— start of Record excerpts —

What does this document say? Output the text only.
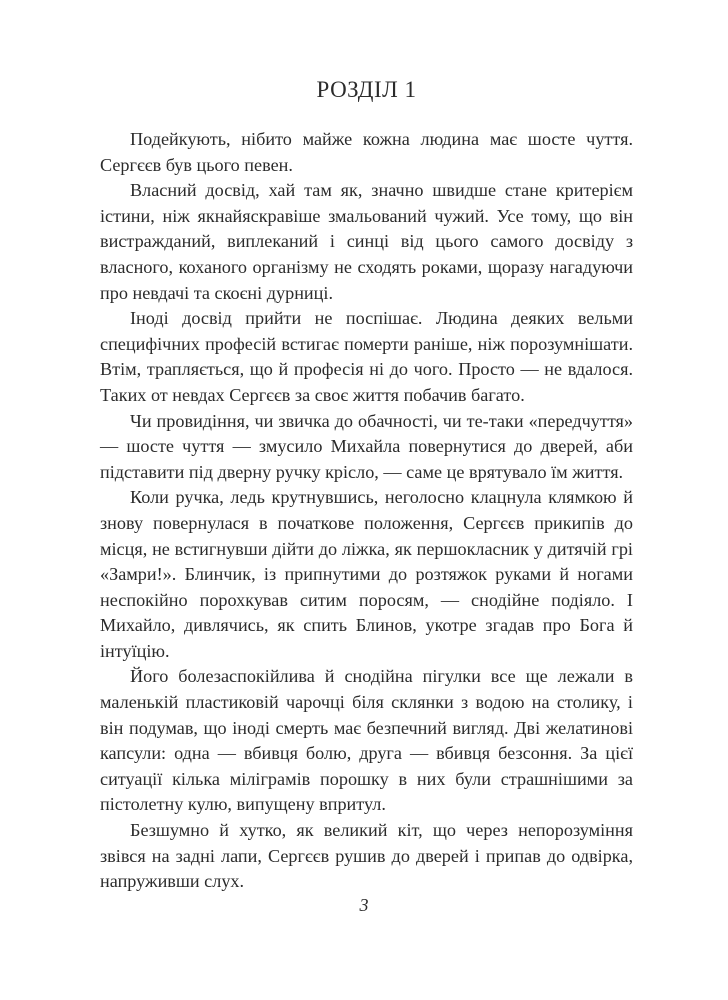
РОЗДІЛ 1

Подейкують, нібито майже кожна людина має шосте чуття. Сергєєв був цього певен.

Власний досвід, хай там як, значно швидше стане критерієм істини, ніж якнайяскравіше змальований чужий. Усе тому, що він вистражданий, виплеканий і синці від цього самого досвіду з власного, коханого організму не сходять роками, щоразу нагадуючи про невдачі та скоєні дурниці.

Іноді досвід прийти не поспішає. Людина деяких вельми специфічних професій встигає померти раніше, ніж порозумнішати. Втім, трапляється, що й професія ні до чого. Просто — не вдалося. Таких от невдах Сергєєв за своє життя побачив багато.

Чи провидіння, чи звичка до обачності, чи те-таки «передчуття» — шосте чуття — змусило Михайла повернутися до дверей, аби підставити під дверну ручку крісло, — саме це врятувало їм життя.

Коли ручка, ледь крутнувшись, неголосно клацнула клямкою й знову повернулася в початкове положення, Сергєєв прикипів до місця, не встигнувши дійти до ліжка, як першокласник у дитячій грі «Замри!». Блинчик, із припнутими до розтяжок руками й ногами неспокійно порохкував ситим поросям, — снодійне подіяло. І Михайло, дивлячись, як спить Блинов, укотре згадав про Бога й інтуїцію.

Його болезаспокійлива й снодійна пігулки все ще лежали в маленькій пластиковій чарочці біля склянки з водою на столику, і він подумав, що іноді смерть має безпечний вигляд. Дві желатинові капсули: одна — вбивця болю, друга — вбивця безсоння. За цієї ситуації кілька міліграмів порошку в них були страшнішими за пістолетну кулю, випущену впритул.

Безшумно й хутко, як великий кіт, що через непорозуміння звівся на задні лапи, Сергєєв рушив до дверей і припав до одвірка, напруживши слух.

3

— end of Record excerpts —

■ Written problem: Quote the material word for word, dropping any images it holds.

■ Completed task:
What does this document say? Output the text only.
РОЗДІЛ 1

Подейкують, нібито майже кожна людина має шосте чуття. Сергєєв був цього певен.

Власний досвід, хай там як, значно швидше стане критерієм істини, ніж якнайяскравіше змальований чужий. Усе тому, що він вистражданий, виплеканий і синці від цього самого досвіду з власного, коханого організму не сходять роками, щоразу нагадуючи про невдачі та скоєні дурниці.

Іноді досвід прийти не поспішає. Людина деяких вельми специфічних професій встигає померти раніше, ніж порозумнішати. Втім, трапляється, що й професія ні до чого. Просто — не вдалося. Таких от невдах Сергєєв за своє життя побачив багато.

Чи провидіння, чи звичка до обачності, чи те-таки «передчуття» — шосте чуття — змусило Михайла повернутися до дверей, аби підставити під дверну ручку крісло, — саме це врятувало їм життя.

Коли ручка, ледь крутнувшись, неголосно клацнула клямкою й знову повернулася в початкове положення, Сергєєв прикипів до місця, не встигнувши дійти до ліжка, як першокласник у дитячій грі «Замри!». Блинчик, із припнутими до розтяжок руками й ногами неспокійно порохкував ситим поросям, — снодійне подіяло. І Михайло, дивлячись, як спить Блинов, укотре згадав про Бога й інтуїцію.

Його болезаспокійлива й снодійна пігулки все ще лежали в маленькій пластиковій чарочці біля склянки з водою на столику, і він подумав, що іноді смерть має безпечний вигляд. Дві желатинові капсули: одна — вбивця болю, друга — вбивця безсоння. За цієї ситуації кілька міліграмів порошку в них були страшнішими за пістолетну кулю, випущену впритул.

Безшумно й хутко, як великий кіт, що через непорозуміння звівся на задні лапи, Сергєєв рушив до дверей і припав до одвірка, напруживши слух.

3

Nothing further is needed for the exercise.